Information supplied:
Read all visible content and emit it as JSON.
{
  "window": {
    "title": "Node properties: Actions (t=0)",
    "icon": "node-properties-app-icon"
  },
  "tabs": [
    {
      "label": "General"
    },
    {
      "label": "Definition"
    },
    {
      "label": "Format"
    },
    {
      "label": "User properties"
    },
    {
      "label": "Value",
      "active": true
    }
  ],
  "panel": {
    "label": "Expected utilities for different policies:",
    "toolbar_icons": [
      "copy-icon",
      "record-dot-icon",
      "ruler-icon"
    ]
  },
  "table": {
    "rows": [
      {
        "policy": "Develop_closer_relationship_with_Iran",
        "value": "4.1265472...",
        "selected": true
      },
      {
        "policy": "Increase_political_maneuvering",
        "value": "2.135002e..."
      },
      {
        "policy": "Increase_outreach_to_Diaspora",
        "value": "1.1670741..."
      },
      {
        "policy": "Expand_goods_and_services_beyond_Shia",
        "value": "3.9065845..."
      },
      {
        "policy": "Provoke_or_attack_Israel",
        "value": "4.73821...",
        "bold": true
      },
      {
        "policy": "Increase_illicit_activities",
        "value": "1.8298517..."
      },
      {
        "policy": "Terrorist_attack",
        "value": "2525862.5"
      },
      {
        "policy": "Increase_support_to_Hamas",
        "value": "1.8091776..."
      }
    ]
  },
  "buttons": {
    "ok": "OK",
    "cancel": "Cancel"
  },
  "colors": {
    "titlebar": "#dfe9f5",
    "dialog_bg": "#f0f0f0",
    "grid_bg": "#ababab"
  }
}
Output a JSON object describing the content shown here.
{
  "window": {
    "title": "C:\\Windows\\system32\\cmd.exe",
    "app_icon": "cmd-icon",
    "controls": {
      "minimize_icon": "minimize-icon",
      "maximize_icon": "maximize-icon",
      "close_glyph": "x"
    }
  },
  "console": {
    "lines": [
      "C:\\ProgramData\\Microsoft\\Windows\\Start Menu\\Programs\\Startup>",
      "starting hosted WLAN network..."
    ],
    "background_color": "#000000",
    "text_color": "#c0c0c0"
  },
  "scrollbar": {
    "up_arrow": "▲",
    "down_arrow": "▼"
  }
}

Set task:
Say the number of lines in the records above that include the string "label", and no more.

Full response:
6